___ DATA SUPPLIED

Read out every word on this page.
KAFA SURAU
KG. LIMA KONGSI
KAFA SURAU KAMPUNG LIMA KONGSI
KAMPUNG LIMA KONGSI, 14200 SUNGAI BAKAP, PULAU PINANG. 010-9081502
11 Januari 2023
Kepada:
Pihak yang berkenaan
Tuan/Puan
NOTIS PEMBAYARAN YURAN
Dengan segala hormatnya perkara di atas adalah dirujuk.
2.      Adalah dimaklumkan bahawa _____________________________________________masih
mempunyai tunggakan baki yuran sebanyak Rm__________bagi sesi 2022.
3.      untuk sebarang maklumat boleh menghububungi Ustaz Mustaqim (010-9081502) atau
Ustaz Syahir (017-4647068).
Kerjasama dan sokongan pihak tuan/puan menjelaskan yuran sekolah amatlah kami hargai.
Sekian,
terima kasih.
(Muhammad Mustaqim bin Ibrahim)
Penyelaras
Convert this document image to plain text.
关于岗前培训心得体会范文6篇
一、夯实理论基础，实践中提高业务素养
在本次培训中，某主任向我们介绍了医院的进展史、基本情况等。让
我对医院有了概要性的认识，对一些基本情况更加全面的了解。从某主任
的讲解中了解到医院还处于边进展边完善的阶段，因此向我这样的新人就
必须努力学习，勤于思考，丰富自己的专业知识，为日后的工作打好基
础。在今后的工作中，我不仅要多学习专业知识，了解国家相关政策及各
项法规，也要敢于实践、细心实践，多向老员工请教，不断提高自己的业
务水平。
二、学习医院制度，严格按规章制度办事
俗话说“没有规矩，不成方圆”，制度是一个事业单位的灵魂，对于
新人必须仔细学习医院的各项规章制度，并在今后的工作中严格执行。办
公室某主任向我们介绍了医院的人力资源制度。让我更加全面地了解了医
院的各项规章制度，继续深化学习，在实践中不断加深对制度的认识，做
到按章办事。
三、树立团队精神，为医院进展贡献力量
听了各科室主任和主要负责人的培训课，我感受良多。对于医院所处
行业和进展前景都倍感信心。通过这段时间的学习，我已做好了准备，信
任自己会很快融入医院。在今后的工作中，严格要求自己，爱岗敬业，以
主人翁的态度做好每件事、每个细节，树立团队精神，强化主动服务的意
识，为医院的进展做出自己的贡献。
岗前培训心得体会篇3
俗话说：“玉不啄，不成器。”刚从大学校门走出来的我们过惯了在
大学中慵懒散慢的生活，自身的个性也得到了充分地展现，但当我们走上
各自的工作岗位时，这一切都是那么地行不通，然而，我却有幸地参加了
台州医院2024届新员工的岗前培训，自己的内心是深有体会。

______

* TASK STATEMENT
Transcribe every record above exactly as it appears.

* SOLVED EXERCISE
Read out every word on this page.
KAFA SURAU
KG. LIMA KONGSI
KAFA SURAU KAMPUNG LIMA KONGSI
KAMPUNG LIMA KONGSI, 14200 SUNGAI BAKAP, PULAU PINANG. 010-9081502
11 Januari 2023
Kepada:
Pihak yang berkenaan
Tuan/Puan
NOTIS PEMBAYARAN YURAN
Dengan segala hormatnya perkara di atas adalah dirujuk.
2.      Adalah dimaklumkan bahawa _____________________________________________masih
mempunyai tunggakan baki yuran sebanyak Rm__________bagi sesi 2022.
3.      untuk sebarang maklumat boleh menghububungi Ustaz Mustaqim (010-9081502) atau
Ustaz Syahir (017-4647068).
Kerjasama dan sokongan pihak tuan/puan menjelaskan yuran sekolah amatlah kami hargai.
Sekian,
terima kasih.
(Muhammad Mustaqim bin Ibrahim)
Penyelaras
Convert this document image to plain text.
关于岗前培训心得体会范文6篇
一、夯实理论基础，实践中提高业务素养
在本次培训中，某主任向我们介绍了医院的进展史、基本情况等。让
我对医院有了概要性的认识，对一些基本情况更加全面的了解。从某主任
的讲解中了解到医院还处于边进展边完善的阶段，因此向我这样的新人就
必须努力学习，勤于思考，丰富自己的专业知识，为日后的工作打好基
础。在今后的工作中，我不仅要多学习专业知识，了解国家相关政策及各
项法规，也要敢于实践、细心实践，多向老员工请教，不断提高自己的业
务水平。
二、学习医院制度，严格按规章制度办事
俗话说“没有规矩，不成方圆”，制度是一个事业单位的灵魂，对于
新人必须仔细学习医院的各项规章制度，并在今后的工作中严格执行。办
公室某主任向我们介绍了医院的人力资源制度。让我更加全面地了解了医
院的各项规章制度，继续深化学习，在实践中不断加深对制度的认识，做
到按章办事。
三、树立团队精神，为医院进展贡献力量
听了各科室主任和主要负责人的培训课，我感受良多。对于医院所处
行业和进展前景都倍感信心。通过这段时间的学习，我已做好了准备，信
任自己会很快融入医院。在今后的工作中，严格要求自己，爱岗敬业，以
主人翁的态度做好每件事、每个细节，树立团队精神，强化主动服务的意
识，为医院的进展做出自己的贡献。
岗前培训心得体会篇3
俗话说：“玉不啄，不成器。”刚从大学校门走出来的我们过惯了在
大学中慵懒散慢的生活，自身的个性也得到了充分地展现，但当我们走上
各自的工作岗位时，这一切都是那么地行不通，然而，我却有幸地参加了
台州医院2024届新员工的岗前培训，自己的内心是深有体会。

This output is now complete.